• **Supplied entries**:
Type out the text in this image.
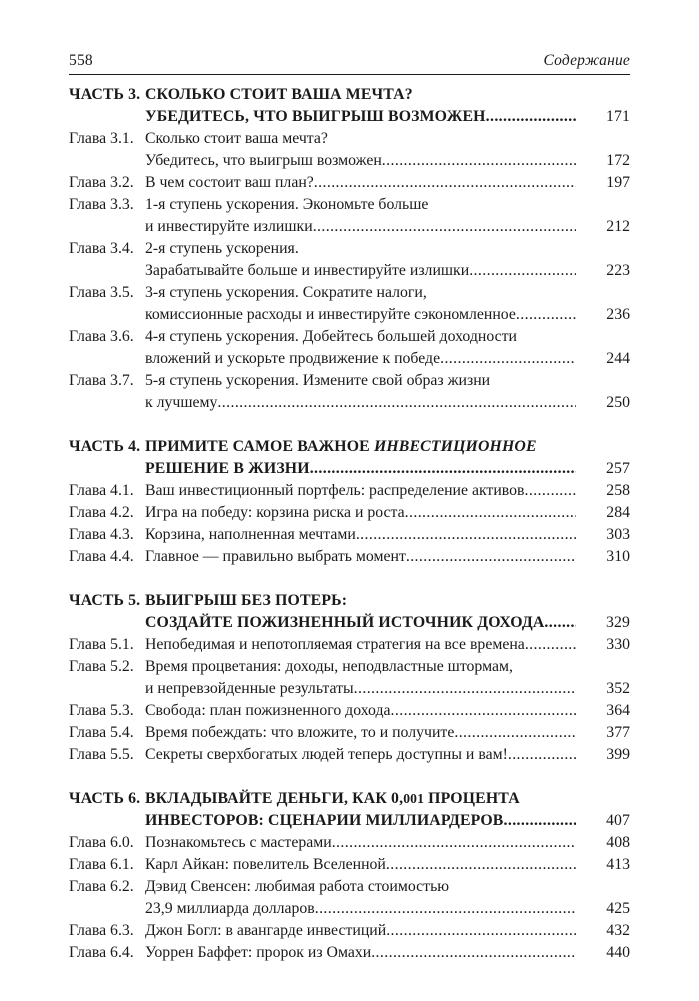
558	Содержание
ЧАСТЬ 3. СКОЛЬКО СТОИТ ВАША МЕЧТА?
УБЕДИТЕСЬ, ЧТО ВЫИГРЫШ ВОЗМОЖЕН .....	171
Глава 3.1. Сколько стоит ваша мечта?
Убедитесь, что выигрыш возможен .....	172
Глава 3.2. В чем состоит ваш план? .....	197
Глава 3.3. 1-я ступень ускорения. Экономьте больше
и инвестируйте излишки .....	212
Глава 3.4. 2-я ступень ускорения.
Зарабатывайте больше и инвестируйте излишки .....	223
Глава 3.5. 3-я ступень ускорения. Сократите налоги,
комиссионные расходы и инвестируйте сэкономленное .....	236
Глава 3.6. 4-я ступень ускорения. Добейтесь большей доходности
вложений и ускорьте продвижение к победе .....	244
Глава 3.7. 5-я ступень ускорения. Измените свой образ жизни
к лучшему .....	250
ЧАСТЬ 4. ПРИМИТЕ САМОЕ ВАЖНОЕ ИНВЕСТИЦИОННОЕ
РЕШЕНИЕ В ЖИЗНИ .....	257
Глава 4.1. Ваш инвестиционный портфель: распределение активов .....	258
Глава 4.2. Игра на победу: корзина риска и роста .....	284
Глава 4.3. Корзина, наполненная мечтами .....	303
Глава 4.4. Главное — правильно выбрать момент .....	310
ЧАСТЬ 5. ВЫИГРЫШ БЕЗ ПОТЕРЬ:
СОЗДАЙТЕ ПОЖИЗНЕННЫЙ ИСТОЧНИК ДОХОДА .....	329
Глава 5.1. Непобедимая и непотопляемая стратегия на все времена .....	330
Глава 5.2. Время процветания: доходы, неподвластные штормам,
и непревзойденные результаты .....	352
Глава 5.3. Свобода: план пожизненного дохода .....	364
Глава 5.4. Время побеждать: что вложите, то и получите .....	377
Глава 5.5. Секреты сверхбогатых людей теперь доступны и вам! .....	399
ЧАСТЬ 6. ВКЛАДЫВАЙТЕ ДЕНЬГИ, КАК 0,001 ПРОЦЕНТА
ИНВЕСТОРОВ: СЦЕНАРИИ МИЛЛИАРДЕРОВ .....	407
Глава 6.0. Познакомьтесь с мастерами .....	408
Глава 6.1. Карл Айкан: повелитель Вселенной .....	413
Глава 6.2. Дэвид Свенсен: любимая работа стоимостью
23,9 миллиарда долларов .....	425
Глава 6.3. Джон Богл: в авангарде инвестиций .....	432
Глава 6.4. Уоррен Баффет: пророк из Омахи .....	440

• **To be done**: Set down the lines of the records above exactly, apart from the pictures.

• **Answer below**:
Type out the text in this image.
558	Содержание
ЧАСТЬ 3. СКОЛЬКО СТОИТ ВАША МЕЧТА?
УБЕДИТЕСЬ, ЧТО ВЫИГРЫШ ВОЗМОЖЕН .....	171
Глава 3.1. Сколько стоит ваша мечта?
Убедитесь, что выигрыш возможен .....	172
Глава 3.2. В чем состоит ваш план? .....	197
Глава 3.3. 1-я ступень ускорения. Экономьте больше
и инвестируйте излишки .....	212
Глава 3.4. 2-я ступень ускорения.
Зарабатывайте больше и инвестируйте излишки .....	223
Глава 3.5. 3-я ступень ускорения. Сократите налоги,
комиссионные расходы и инвестируйте сэкономленное .....	236
Глава 3.6. 4-я ступень ускорения. Добейтесь большей доходности
вложений и ускорьте продвижение к победе .....	244
Глава 3.7. 5-я ступень ускорения. Измените свой образ жизни
к лучшему .....	250
ЧАСТЬ 4. ПРИМИТЕ САМОЕ ВАЖНОЕ ИНВЕСТИЦИОННОЕ
РЕШЕНИЕ В ЖИЗНИ .....	257
Глава 4.1. Ваш инвестиционный портфель: распределение активов .....	258
Глава 4.2. Игра на победу: корзина риска и роста .....	284
Глава 4.3. Корзина, наполненная мечтами .....	303
Глава 4.4. Главное — правильно выбрать момент .....	310
ЧАСТЬ 5. ВЫИГРЫШ БЕЗ ПОТЕРЬ:
СОЗДАЙТЕ ПОЖИЗНЕННЫЙ ИСТОЧНИК ДОХОДА .....	329
Глава 5.1. Непобедимая и непотопляемая стратегия на все времена .....	330
Глава 5.2. Время процветания: доходы, неподвластные штормам,
и непревзойденные результаты .....	352
Глава 5.3. Свобода: план пожизненного дохода .....	364
Глава 5.4. Время побеждать: что вложите, то и получите .....	377
Глава 5.5. Секреты сверхбогатых людей теперь доступны и вам! .....	399
ЧАСТЬ 6. ВКЛАДЫВАЙТЕ ДЕНЬГИ, КАК 0,001 ПРОЦЕНТА
ИНВЕСТОРОВ: СЦЕНАРИИ МИЛЛИАРДЕРОВ .....	407
Глава 6.0. Познакомьтесь с мастерами .....	408
Глава 6.1. Карл Айкан: повелитель Вселенной .....	413
Глава 6.2. Дэвид Свенсен: любимая работа стоимостью
23,9 миллиарда долларов .....	425
Глава 6.3. Джон Богл: в авангарде инвестиций .....	432
Глава 6.4. Уоррен Баффет: пророк из Омахи .....	440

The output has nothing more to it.